→ **MATERIAL FOR THE TASK**:

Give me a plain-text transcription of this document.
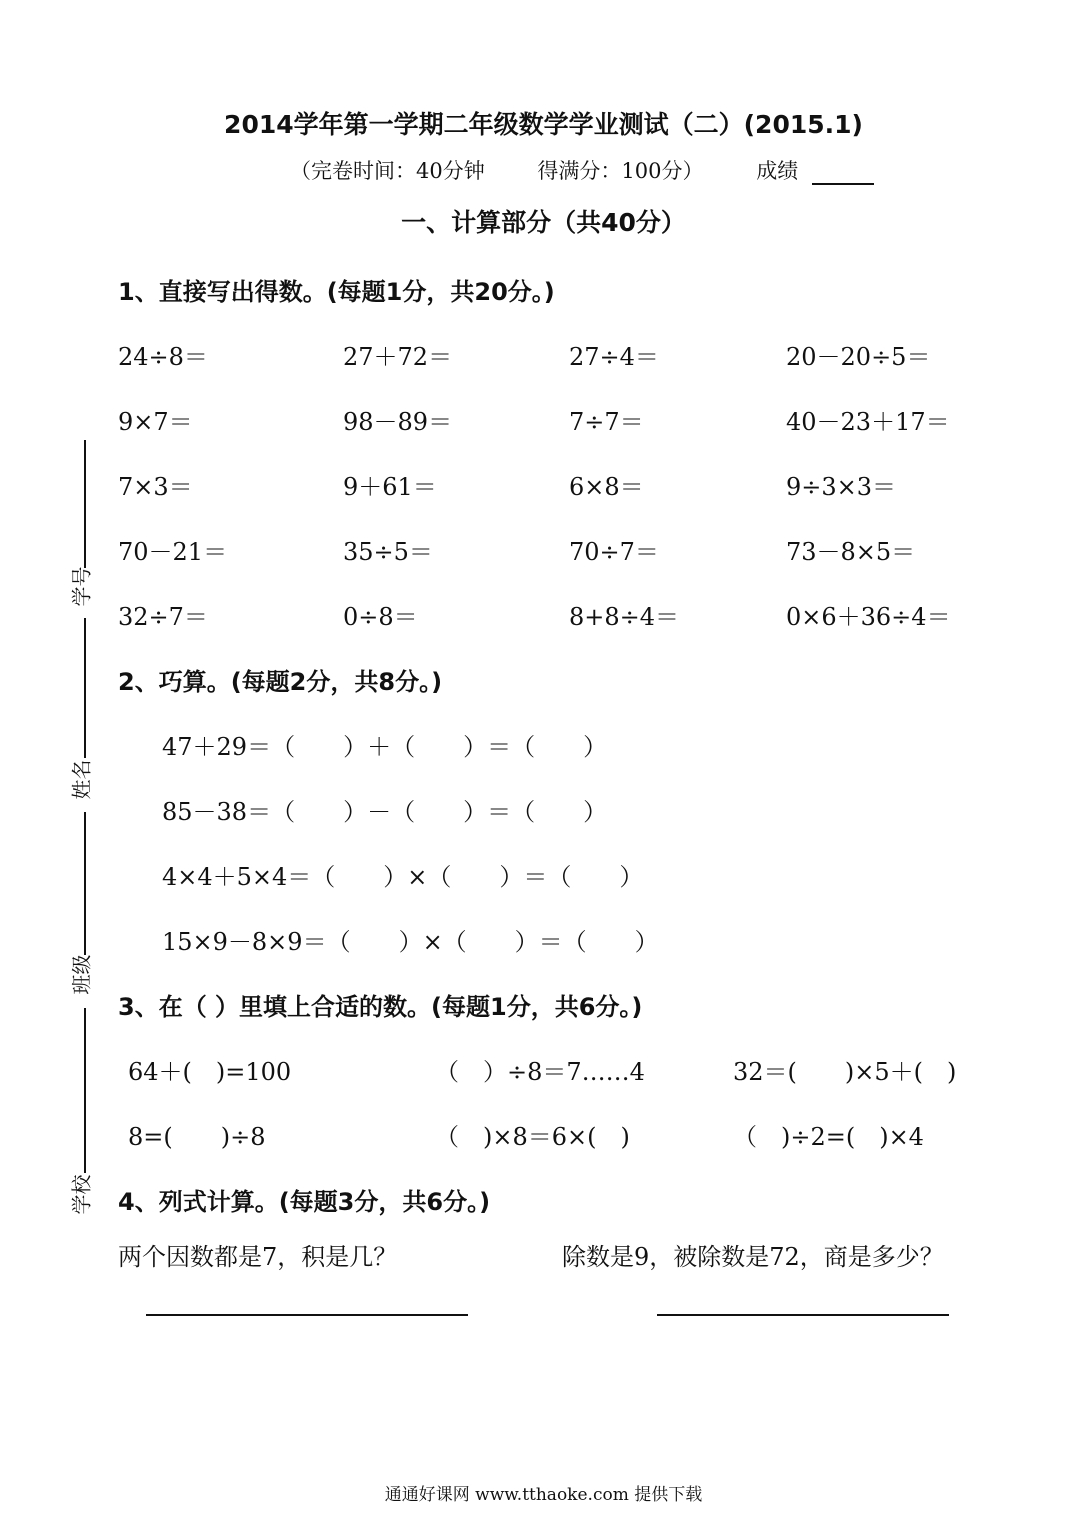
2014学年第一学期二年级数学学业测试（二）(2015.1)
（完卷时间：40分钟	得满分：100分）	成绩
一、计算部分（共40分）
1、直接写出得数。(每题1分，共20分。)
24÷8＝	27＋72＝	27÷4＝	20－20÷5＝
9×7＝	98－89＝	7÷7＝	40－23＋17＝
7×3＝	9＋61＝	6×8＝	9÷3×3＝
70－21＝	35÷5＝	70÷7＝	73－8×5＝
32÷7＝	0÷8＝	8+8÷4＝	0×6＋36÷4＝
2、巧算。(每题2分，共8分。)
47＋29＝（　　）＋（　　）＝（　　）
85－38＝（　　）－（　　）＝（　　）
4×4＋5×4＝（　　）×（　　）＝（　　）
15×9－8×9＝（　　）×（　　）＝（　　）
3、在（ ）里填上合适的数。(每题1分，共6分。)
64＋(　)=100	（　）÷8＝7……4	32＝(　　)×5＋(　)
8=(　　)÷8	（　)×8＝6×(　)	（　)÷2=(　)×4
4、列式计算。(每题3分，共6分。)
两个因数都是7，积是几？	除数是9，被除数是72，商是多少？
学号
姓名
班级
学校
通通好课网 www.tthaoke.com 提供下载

→ **YOUR OBJECTIVE**: Write the entries above out in full, exactly, with no images.

→ **EXERCISE OUTPUT**:
Give me a plain-text transcription of this document.
2014学年第一学期二年级数学学业测试（二）(2015.1)
（完卷时间：40分钟	得满分：100分）	成绩
一、计算部分（共40分）
1、直接写出得数。(每题1分，共20分。)
24÷8＝	27＋72＝	27÷4＝	20－20÷5＝
9×7＝	98－89＝	7÷7＝	40－23＋17＝
7×3＝	9＋61＝	6×8＝	9÷3×3＝
70－21＝	35÷5＝	70÷7＝	73－8×5＝
32÷7＝	0÷8＝	8+8÷4＝	0×6＋36÷4＝
2、巧算。(每题2分，共8分。)
47＋29＝（　　）＋（　　）＝（　　）
85－38＝（　　）－（　　）＝（　　）
4×4＋5×4＝（　　）×（　　）＝（　　）
15×9－8×9＝（　　）×（　　）＝（　　）
3、在（ ）里填上合适的数。(每题1分，共6分。)
64＋(　)=100	（　）÷8＝7……4	32＝(　　)×5＋(　)
8=(　　)÷8	（　)×8＝6×(　)	（　)÷2=(　)×4
4、列式计算。(每题3分，共6分。)
两个因数都是7，积是几？	除数是9，被除数是72，商是多少？
学号
姓名
班级
学校
通通好课网 www.tthaoke.com 提供下载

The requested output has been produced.